Stored data entries

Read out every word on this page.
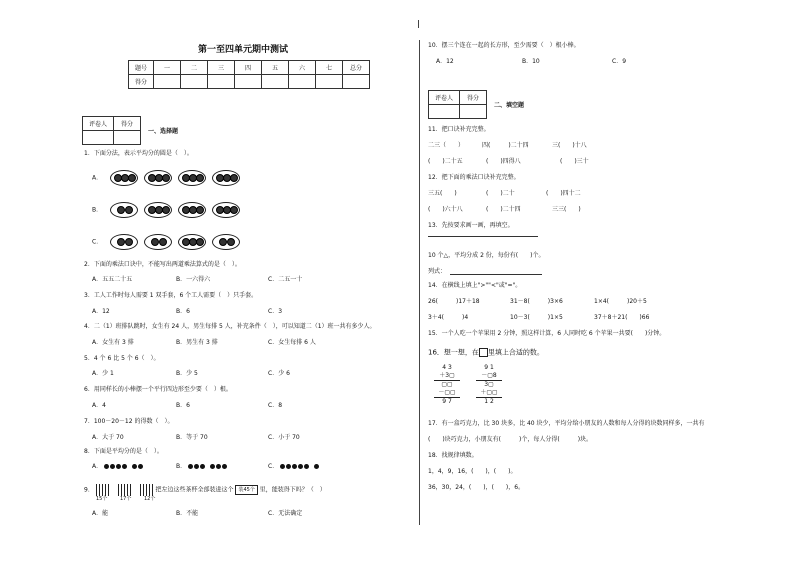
第一至四单元期中测试
题号	一	二	三	四	五	六	七	总分
得分								
评卷人	得分

一、选择题
1．下面分法，表示平均分的圆是（　）。
A．
B．
C．
2．下面的乘法口诀中，不能写出两道乘法算式的是（　）。
A．五五二十五	B．一六得六	C．二五一十
3．工人工作时每人需要 1 双手套，6 个工人需要（　）只手套。
A．12	B．6	C．3
4．二（1）班排队跳时，女生有 24 人，男生每排 5 人，补充条件（　），可以知道二（1）班一共有多少人。
A．女生有 3 排	B．男生有 3 排	C．女生每排 6 人
5．4 个 6 比 5 个 6（　）。
A．少 1	B．少 5	C．少 6
6．用同样长的小棒摆一个平行四边形至少要（　）根。
A．4	B．6	C．8
7．100－20－12 的得数（　）。
A．大于 70	B．等于 70	C．小于 70
8．下面是平均分的是（　）。
A．	B．	C．
9．	把左边这些茶杯全部装进这个 装45个 里，能装得下吗？（　）
15个	17个	12个
A．能	B．不能	C．无法确定
10．摆三个连在一起的长方形，至少需要（　）根小棒。
A．12	B．10	C．9
评卷人	得分

二、填空题
11．把口诀补充完整。
二三（　　）	四(　　　)二十四	三(　　)十八
(　　)二十五	(　　)四得八	(　　)三十
12．把下面的乘法口诀补充完整。
三五(　　)	(　　)二十	(　　)四十二
(　　)六十八	(　　)二十四	三三(　　)
13．先按要求画一画，再填空。
10 个△，平均分成 2 份，每份有(　　)个。
列式：
14．在横线上填上">""<"或"="。
26(　　　)17＋18	31－8(　　　)3×6	1×4(　　　)20＋5
3＋4(　　　)4	10－3(　　　)1×5	37＋8＋21(　　)66
15．一个人吃一个苹果用 2 分钟，照这样计算，6 人同时吃 6 个苹果一共要(　　)分钟。
16．想一想，在 里填上合适的数。
4 3
＋3▢
▢▢
－▢▢
9 7
9 1
－▢8
3▢
＋▢▢
1 2
17．有一盒巧克力，比 30 块多，比 40 块少，平均分给小朋友的人数和每人分得的块数同样多，一共有
(　　)块巧克力，小朋友有(　　　)个，每人分得(　　　)块。
18．找规律填数。
1，4，9，16，(　　)，(　　)。
36，30，24，(　　)，(　　)，6。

DIRECTIONS: Transcribe the records above exactly, leaving out every picture.

REPLY TO THE EXERCISE:
Read out every word on this page.
第一至四单元期中测试
题号	一	二	三	四	五	六	七	总分
得分								
评卷人	得分

一、选择题
1．下面分法，表示平均分的圆是（　）。
A．
B．
C．
2．下面的乘法口诀中，不能写出两道乘法算式的是（　）。
A．五五二十五	B．一六得六	C．二五一十
3．工人工作时每人需要 1 双手套，6 个工人需要（　）只手套。
A．12	B．6	C．3
4．二（1）班排队跳时，女生有 24 人，男生每排 5 人，补充条件（　），可以知道二（1）班一共有多少人。
A．女生有 3 排	B．男生有 3 排	C．女生每排 6 人
5．4 个 6 比 5 个 6（　）。
A．少 1	B．少 5	C．少 6
6．用同样长的小棒摆一个平行四边形至少要（　）根。
A．4	B．6	C．8
7．100－20－12 的得数（　）。
A．大于 70	B．等于 70	C．小于 70
8．下面是平均分的是（　）。
A．	B．	C．
9．	把左边这些茶杯全部装进这个 装45个 里，能装得下吗？（　）
15个	17个	12个
A．能	B．不能	C．无法确定
10．摆三个连在一起的长方形，至少需要（　）根小棒。
A．12	B．10	C．9
评卷人	得分

二、填空题
11．把口诀补充完整。
二三（　　）	四(　　　)二十四	三(　　)十八
(　　)二十五	(　　)四得八	(　　)三十
12．把下面的乘法口诀补充完整。
三五(　　)	(　　)二十	(　　)四十二
(　　)六十八	(　　)二十四	三三(　　)
13．先按要求画一画，再填空。
10 个△，平均分成 2 份，每份有(　　)个。
列式：
14．在横线上填上">""<"或"="。
26(　　　)17＋18	31－8(　　　)3×6	1×4(　　　)20＋5
3＋4(　　　)4	10－3(　　　)1×5	37＋8＋21(　　)66
15．一个人吃一个苹果用 2 分钟，照这样计算，6 人同时吃 6 个苹果一共要(　　)分钟。
16．想一想，在 里填上合适的数。
4 3
＋3▢
▢▢
－▢▢
9 7
9 1
－▢8
3▢
＋▢▢
1 2
17．有一盒巧克力，比 30 块多，比 40 块少，平均分给小朋友的人数和每人分得的块数同样多，一共有
(　　)块巧克力，小朋友有(　　　)个，每人分得(　　　)块。
18．找规律填数。
1，4，9，16，(　　)，(　　)。
36，30，24，(　　)，(　　)，6。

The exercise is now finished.